YOUR INSTRUCTIONS:
Transcribe all of the records precisely as they are presented.

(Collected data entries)
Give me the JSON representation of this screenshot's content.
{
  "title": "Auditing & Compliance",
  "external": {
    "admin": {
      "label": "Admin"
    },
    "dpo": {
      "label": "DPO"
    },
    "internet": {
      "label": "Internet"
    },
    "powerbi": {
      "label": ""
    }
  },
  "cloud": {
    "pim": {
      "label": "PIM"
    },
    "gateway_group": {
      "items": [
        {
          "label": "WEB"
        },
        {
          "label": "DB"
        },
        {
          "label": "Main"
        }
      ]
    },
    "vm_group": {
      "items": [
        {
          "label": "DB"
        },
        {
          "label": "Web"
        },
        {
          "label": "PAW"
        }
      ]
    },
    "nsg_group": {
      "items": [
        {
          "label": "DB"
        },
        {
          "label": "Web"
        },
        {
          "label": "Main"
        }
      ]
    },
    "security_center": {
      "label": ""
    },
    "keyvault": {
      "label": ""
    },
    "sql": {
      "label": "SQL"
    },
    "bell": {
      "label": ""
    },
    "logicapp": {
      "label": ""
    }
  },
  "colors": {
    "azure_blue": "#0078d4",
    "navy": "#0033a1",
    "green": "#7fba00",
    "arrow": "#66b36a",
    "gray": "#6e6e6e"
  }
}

WRITTEN RESPONSE:
Give me the JSON representation of this screenshot's content.
{
  "title": "Auditing & Compliance",
  "external": {
    "admin": {
      "label": "Admin"
    },
    "dpo": {
      "label": "DPO"
    },
    "internet": {
      "label": "Internet"
    },
    "powerbi": {
      "label": ""
    }
  },
  "cloud": {
    "pim": {
      "label": "PIM"
    },
    "gateway_group": {
      "items": [
        {
          "label": "WEB"
        },
        {
          "label": "DB"
        },
        {
          "label": "Main"
        }
      ]
    },
    "vm_group": {
      "items": [
        {
          "label": "DB"
        },
        {
          "label": "Web"
        },
        {
          "label": "PAW"
        }
      ]
    },
    "nsg_group": {
      "items": [
        {
          "label": "DB"
        },
        {
          "label": "Web"
        },
        {
          "label": "Main"
        }
      ]
    },
    "security_center": {
      "label": ""
    },
    "keyvault": {
      "label": ""
    },
    "sql": {
      "label": "SQL"
    },
    "bell": {
      "label": ""
    },
    "logicapp": {
      "label": ""
    }
  },
  "colors": {
    "azure_blue": "#0078d4",
    "navy": "#0033a1",
    "green": "#7fba00",
    "arrow": "#66b36a",
    "gray": "#6e6e6e"
  }
}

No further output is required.